Stated problem:
Answer the following questions using the text on the European Joint Conferences on Theory and Practice of Software (ETAPS):
(a) At what time of year does ETAPS usually take place?
(b) Which of the four constituting conferences is top ranked in programming languages?
(c) In what year and in which city was the first TACAS held?

Extract provided:
The European Joint Conferences on Theory and Practice of Software (ETAPS) is a confederation of (currently) four computer science conferences taking place annually at one conference site, usually end of March or early April. Three of the four conferences (FoSSaCS, FASE, TACAS) are top ranked in software engineering and one (ESOP) is top ranked in programming languages.

Constituting conferences  
ETAPS currently confederates the following conferences:

 European Symposium on Programming (ESOP, since 1998)
 Foundations of Software Science and Computation Structures (FoSSaCS, since 1998)
 Fundamental Approaches to Software Engineering (FASE, since 1998)
 Tools and Algorithms for the Construction and Analysis of Systems (TACAS, since 1998)

From 1995 to 2015, the International Conference on Compiler Construction (CC) and from 2012 to 2019 Principles of Security and Trust (POST)  were constituting conferences as well.

TACAS 
TACAS (Tools and Algorithms for the Construction and Analysis of Systems) is a conference that focuses on the application of and tool support for various formal methods. It is one of the top ranked conferences for software engineering. It was founded by Bernhard Steffen, Rance Cleaveland, Ed Brinksma, and Kim Larsen. The first TACAS was held in 1995 in Aarhus, Denmark followed by the conferences in 1996 in Passau, Germany and 1997 in Enschede, Netherlands. TACAS was one of the first five constituting conferences of ETAPS in 1998.

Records
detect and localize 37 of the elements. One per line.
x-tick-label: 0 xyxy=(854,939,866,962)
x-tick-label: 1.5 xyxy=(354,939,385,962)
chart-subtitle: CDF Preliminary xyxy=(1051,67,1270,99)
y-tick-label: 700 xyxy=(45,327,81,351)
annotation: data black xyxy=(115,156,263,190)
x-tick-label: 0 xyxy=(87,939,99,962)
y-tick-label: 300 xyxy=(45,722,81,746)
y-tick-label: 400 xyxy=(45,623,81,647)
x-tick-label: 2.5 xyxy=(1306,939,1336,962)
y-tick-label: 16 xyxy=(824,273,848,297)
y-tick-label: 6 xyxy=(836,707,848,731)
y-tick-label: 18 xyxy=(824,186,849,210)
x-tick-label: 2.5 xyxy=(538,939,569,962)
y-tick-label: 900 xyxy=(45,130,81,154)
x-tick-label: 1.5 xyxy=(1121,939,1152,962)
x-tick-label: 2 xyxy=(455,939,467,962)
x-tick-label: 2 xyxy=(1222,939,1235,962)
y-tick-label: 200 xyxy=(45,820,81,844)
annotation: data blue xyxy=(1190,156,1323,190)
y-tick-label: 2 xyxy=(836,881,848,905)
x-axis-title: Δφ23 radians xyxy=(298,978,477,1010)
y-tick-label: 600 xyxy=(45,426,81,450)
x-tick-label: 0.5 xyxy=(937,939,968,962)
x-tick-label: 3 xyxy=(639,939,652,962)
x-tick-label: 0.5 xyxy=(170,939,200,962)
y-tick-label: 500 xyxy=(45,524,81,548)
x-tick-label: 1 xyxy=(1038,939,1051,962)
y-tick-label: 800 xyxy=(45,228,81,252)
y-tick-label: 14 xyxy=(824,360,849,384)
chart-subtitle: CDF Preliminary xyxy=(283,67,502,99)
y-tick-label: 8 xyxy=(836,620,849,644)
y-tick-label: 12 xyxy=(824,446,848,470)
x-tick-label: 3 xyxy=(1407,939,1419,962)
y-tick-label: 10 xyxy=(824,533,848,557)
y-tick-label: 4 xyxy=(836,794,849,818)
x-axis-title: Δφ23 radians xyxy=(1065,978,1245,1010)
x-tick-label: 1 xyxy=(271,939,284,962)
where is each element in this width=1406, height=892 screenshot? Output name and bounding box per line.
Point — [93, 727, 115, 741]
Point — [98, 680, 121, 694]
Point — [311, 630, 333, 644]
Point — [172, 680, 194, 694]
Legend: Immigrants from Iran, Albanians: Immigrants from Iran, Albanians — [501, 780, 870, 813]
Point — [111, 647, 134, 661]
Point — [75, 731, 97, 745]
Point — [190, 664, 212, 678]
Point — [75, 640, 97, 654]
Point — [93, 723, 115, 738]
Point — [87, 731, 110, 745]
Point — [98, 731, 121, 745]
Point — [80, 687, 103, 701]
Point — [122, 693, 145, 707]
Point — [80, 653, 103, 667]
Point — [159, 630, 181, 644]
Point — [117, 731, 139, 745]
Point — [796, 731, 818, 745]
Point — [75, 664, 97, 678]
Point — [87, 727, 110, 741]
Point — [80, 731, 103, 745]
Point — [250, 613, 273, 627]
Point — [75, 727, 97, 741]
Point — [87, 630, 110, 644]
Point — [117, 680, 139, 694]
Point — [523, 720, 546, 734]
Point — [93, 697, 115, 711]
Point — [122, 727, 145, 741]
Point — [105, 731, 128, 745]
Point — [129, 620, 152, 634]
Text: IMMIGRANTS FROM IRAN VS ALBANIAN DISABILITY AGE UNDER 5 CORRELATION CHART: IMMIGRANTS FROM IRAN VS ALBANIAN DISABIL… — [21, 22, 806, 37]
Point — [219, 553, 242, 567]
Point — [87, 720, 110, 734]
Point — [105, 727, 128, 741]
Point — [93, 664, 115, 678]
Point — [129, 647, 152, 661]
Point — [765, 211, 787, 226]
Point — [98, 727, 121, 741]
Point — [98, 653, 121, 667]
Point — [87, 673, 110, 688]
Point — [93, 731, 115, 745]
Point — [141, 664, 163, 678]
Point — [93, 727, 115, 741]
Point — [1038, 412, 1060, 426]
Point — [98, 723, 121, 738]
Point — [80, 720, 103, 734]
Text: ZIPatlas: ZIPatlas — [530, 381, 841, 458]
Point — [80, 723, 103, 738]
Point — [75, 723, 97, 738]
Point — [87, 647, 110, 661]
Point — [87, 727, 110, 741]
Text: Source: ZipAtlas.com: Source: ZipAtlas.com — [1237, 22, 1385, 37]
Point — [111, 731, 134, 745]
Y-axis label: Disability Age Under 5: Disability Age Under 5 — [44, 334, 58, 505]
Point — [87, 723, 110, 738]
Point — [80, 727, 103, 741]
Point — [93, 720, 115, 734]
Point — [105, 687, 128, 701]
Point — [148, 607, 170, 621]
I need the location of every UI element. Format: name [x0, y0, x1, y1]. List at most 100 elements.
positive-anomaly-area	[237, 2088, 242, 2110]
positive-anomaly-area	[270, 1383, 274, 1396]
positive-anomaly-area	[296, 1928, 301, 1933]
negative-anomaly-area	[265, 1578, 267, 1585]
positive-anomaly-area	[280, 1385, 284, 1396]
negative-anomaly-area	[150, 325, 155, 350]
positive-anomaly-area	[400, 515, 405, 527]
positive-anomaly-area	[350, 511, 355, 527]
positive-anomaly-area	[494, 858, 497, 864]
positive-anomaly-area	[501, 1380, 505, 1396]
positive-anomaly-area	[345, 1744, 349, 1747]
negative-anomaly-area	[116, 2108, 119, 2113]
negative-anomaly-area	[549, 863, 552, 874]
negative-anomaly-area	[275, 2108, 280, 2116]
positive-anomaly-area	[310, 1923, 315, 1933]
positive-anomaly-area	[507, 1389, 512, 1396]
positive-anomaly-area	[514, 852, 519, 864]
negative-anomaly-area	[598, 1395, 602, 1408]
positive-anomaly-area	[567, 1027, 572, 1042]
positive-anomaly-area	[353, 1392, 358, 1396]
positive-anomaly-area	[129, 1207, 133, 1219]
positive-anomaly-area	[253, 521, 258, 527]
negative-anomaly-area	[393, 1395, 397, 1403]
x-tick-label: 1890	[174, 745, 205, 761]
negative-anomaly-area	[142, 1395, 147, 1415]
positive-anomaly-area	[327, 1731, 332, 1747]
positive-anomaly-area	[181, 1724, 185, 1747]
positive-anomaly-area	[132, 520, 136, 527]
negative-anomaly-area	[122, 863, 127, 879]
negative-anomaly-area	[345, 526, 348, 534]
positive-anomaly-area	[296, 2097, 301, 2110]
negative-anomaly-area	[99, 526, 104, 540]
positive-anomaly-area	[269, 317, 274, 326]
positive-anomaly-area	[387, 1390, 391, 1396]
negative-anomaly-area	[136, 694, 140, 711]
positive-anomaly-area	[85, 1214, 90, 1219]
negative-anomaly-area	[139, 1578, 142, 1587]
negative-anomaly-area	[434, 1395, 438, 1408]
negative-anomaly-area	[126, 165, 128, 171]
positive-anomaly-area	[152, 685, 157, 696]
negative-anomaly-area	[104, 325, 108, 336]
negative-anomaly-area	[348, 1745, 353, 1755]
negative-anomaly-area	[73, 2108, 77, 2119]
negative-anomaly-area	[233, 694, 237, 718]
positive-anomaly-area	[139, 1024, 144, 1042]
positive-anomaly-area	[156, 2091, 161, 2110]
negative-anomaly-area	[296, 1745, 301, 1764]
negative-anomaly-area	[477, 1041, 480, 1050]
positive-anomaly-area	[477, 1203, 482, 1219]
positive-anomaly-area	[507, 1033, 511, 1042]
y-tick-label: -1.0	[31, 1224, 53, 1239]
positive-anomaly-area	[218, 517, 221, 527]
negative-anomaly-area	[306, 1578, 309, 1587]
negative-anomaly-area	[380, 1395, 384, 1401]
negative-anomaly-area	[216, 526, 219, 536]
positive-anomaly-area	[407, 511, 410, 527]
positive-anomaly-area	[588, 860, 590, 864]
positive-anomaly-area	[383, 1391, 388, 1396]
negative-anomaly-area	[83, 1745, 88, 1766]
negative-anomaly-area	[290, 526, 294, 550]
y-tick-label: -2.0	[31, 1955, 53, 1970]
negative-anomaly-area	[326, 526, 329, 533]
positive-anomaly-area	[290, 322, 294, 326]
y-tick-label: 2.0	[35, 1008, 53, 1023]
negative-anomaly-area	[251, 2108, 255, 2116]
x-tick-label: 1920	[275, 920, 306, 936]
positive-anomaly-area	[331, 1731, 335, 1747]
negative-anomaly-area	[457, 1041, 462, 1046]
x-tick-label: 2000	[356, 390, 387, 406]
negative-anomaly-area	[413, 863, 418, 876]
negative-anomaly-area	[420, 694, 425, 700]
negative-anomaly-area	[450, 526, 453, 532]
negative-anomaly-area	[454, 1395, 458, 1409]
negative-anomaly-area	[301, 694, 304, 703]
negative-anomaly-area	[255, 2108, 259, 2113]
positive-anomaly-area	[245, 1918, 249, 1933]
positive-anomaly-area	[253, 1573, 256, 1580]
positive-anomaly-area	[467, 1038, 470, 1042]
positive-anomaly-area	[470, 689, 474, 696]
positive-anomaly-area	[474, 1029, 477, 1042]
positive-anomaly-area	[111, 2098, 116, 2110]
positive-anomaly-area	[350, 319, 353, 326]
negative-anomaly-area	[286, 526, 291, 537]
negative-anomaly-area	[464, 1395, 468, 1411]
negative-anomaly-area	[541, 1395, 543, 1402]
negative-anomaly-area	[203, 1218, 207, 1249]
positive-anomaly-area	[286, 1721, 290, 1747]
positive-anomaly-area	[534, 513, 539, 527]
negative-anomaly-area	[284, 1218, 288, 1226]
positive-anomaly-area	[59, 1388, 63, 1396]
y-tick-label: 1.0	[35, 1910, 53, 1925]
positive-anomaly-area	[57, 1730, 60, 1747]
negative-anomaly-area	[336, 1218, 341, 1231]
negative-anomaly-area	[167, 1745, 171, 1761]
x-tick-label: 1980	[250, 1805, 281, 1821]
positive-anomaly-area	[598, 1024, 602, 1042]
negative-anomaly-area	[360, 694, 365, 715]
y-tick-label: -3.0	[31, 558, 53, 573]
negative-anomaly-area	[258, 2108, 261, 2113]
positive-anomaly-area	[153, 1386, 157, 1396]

Exercise output:
(a) Usually at the end of March or in early April.
(b) The European Symposium on Programming (ESOP).
(c) In 1995, in Aarhus, Denmark.